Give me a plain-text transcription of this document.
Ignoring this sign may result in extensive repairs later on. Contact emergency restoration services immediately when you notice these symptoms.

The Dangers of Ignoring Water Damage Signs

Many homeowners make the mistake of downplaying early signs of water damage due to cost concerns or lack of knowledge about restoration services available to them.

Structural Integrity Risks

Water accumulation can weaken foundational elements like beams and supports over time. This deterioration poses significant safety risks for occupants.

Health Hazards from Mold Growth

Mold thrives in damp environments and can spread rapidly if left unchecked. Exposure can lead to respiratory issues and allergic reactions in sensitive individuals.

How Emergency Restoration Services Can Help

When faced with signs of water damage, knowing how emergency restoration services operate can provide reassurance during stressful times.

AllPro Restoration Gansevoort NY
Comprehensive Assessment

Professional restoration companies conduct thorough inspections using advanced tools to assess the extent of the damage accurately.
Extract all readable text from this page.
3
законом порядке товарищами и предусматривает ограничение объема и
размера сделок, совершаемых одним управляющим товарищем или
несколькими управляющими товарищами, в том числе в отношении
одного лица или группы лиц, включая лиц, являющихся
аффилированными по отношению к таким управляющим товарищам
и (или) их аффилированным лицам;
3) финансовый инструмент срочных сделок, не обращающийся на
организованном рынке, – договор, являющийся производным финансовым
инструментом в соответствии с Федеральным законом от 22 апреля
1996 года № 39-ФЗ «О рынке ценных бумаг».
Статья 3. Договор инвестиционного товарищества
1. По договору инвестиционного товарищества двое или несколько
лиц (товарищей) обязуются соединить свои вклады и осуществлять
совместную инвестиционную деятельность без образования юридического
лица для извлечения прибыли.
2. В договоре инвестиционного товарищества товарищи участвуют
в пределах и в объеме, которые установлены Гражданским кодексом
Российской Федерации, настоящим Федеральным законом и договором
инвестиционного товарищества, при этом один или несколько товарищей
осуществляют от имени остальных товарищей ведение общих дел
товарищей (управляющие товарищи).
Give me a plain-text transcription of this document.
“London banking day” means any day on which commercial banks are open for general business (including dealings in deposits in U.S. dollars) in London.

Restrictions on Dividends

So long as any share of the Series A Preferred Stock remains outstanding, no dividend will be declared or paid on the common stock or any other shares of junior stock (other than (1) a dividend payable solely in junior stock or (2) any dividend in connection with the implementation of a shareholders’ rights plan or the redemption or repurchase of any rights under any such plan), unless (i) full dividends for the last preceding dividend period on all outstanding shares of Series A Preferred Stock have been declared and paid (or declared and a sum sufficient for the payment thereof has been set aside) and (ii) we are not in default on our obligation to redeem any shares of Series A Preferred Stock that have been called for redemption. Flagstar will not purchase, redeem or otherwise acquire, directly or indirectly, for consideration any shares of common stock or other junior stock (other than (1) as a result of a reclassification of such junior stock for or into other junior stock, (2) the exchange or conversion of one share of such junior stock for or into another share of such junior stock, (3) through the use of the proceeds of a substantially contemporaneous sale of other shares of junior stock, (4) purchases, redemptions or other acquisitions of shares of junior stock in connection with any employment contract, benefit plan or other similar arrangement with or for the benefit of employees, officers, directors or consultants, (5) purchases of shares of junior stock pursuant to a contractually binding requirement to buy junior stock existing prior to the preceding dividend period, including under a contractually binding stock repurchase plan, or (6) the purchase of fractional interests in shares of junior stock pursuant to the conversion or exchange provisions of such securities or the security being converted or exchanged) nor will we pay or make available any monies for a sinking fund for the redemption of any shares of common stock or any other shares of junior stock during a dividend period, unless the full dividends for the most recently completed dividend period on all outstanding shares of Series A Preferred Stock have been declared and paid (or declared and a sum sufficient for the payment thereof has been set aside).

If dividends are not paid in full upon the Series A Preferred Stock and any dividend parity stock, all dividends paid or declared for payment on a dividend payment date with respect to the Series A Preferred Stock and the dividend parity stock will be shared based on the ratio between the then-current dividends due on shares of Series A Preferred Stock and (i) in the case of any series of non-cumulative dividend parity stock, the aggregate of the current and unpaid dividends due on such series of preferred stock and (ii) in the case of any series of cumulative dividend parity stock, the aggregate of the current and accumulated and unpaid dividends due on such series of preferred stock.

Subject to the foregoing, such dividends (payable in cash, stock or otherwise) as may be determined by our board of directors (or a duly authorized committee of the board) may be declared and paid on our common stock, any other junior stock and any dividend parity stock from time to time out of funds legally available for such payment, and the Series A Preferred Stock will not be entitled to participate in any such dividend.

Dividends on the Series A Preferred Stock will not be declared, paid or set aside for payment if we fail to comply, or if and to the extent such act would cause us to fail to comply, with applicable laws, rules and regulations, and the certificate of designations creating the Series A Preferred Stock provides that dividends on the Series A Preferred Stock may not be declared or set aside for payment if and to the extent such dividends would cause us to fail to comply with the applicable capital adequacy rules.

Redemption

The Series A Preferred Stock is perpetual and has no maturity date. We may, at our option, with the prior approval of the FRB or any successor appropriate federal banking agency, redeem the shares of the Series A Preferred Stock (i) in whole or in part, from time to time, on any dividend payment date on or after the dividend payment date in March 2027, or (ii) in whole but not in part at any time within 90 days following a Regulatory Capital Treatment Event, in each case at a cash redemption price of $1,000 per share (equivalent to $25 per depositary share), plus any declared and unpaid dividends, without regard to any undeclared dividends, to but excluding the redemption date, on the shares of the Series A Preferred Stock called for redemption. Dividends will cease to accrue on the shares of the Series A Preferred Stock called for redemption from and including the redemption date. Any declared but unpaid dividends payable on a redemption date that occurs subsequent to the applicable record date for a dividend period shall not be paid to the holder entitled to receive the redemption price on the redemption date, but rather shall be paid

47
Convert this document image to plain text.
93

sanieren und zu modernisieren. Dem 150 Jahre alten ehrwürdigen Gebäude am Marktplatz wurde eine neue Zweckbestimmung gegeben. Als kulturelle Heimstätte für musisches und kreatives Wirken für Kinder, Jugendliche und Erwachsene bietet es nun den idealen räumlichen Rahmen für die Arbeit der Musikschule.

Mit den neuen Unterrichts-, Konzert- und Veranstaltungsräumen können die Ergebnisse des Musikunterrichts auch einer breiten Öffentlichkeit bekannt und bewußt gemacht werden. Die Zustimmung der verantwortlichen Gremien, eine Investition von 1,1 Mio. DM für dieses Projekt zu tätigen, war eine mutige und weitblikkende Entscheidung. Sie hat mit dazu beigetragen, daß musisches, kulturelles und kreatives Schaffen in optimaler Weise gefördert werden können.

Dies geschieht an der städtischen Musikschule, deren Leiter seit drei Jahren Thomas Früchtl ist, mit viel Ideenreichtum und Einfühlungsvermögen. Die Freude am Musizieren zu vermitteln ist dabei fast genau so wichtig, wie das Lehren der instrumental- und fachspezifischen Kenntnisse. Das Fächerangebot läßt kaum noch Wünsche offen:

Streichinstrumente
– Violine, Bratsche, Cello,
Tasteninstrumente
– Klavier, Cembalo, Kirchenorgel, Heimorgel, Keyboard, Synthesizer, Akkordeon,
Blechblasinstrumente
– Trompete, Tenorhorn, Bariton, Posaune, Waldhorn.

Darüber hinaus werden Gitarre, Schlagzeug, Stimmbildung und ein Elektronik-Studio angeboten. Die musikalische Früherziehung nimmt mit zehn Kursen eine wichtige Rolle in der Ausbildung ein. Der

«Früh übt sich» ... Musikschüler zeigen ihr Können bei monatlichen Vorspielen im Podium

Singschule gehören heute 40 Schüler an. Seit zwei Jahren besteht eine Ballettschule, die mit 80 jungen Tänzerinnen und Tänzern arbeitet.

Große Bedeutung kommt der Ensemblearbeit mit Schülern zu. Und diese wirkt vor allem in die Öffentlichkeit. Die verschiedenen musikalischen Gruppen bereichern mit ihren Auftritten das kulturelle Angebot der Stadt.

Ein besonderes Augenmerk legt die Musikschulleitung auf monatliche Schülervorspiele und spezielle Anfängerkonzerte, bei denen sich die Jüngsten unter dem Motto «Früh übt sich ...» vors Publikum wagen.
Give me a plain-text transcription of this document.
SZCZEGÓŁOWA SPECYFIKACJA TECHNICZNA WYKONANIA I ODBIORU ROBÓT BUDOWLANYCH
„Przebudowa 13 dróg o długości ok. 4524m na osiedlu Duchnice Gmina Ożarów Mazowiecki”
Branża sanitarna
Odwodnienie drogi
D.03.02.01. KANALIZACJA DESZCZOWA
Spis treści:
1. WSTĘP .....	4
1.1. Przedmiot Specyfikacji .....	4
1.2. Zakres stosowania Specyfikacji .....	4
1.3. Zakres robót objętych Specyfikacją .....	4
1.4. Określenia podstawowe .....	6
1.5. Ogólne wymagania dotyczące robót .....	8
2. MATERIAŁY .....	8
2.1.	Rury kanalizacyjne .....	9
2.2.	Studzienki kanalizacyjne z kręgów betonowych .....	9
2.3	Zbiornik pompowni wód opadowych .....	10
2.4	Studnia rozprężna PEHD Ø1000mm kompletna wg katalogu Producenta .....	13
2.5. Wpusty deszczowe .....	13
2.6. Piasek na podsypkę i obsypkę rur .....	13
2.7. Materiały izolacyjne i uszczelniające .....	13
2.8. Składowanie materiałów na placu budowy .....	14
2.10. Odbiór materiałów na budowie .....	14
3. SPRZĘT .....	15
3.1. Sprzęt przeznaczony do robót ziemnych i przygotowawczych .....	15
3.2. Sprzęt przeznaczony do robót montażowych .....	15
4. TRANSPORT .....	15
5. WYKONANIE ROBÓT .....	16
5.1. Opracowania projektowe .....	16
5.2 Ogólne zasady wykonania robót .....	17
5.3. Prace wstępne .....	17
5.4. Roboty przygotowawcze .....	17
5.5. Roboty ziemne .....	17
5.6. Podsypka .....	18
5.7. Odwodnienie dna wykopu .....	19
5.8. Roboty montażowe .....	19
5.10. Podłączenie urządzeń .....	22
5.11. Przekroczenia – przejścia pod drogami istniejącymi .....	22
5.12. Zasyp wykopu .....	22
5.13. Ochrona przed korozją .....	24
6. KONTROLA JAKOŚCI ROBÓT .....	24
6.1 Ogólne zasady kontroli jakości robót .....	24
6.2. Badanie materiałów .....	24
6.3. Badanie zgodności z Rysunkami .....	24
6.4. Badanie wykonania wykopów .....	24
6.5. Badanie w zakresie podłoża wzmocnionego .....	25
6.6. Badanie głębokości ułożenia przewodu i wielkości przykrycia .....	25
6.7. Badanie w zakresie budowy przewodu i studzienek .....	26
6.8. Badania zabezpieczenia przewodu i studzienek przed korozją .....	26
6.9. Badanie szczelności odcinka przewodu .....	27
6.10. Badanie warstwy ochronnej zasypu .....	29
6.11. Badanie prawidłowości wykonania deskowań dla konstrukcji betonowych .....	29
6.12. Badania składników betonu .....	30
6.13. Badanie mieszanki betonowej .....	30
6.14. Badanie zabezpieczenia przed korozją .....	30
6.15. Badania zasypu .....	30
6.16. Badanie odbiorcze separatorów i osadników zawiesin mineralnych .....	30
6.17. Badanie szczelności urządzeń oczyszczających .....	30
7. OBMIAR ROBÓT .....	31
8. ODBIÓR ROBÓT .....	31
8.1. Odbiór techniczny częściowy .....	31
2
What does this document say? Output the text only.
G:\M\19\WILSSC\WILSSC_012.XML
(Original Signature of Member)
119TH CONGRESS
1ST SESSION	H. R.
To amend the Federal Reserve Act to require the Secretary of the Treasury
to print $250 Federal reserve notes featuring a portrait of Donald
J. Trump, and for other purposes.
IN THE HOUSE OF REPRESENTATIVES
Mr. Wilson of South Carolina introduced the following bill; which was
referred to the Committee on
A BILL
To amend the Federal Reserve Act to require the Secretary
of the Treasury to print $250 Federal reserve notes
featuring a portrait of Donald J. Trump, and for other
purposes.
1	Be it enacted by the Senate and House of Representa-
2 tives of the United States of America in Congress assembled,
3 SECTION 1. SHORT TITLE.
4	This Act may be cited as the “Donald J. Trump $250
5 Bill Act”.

++++++++

What this task involves
Identify each line containing the string "unpaid" and copy it out.

Right answer
If dividends are not paid in full upon the Series A Preferred Stock and any dividend parity stock, all dividends paid or declared for payment on a dividend payment date with respect to the Series A Preferred Stock and the dividend parity stock will be shared based on the ratio between the then-current dividends due on shares of Series A Preferred Stock and (i) in the case of any series of non-cumulative dividend parity stock, the aggregate of the current and unpaid dividends due on such series of preferred stock and (ii) in the case of any series of cumulative dividend parity stock, the aggregate of the current and accumulated and unpaid dividends due on such series of preferred stock.
The Series A Preferred Stock is perpetual and has no maturity date. We may, at our option, with the prior approval of the FRB or any successor appropriate federal banking agency, redeem the shares of the Series A Preferred Stock (i) in whole or in part, from time to time, on any dividend payment date on or after the dividend payment date in March 2027, or (ii) in whole but not in part at any time within 90 days following a Regulatory Capital Treatment Event, in each case at a cash redemption price of $1,000 per share (equivalent to $25 per depositary share), plus any declared and unpaid dividends, without regard to any undeclared dividends, to but excluding the redemption date, on the shares of the Series A Preferred Stock called for redemption. Dividends will cease to accrue on the shares of the Series A Preferred Stock called for redemption from and including the redemption date. Any declared but unpaid dividends payable on a redemption date that occurs subsequent to the applicable record date for a dividend period shall not be paid to the holder entitled to receive the redemption price on the redemption date, but rather shall be paid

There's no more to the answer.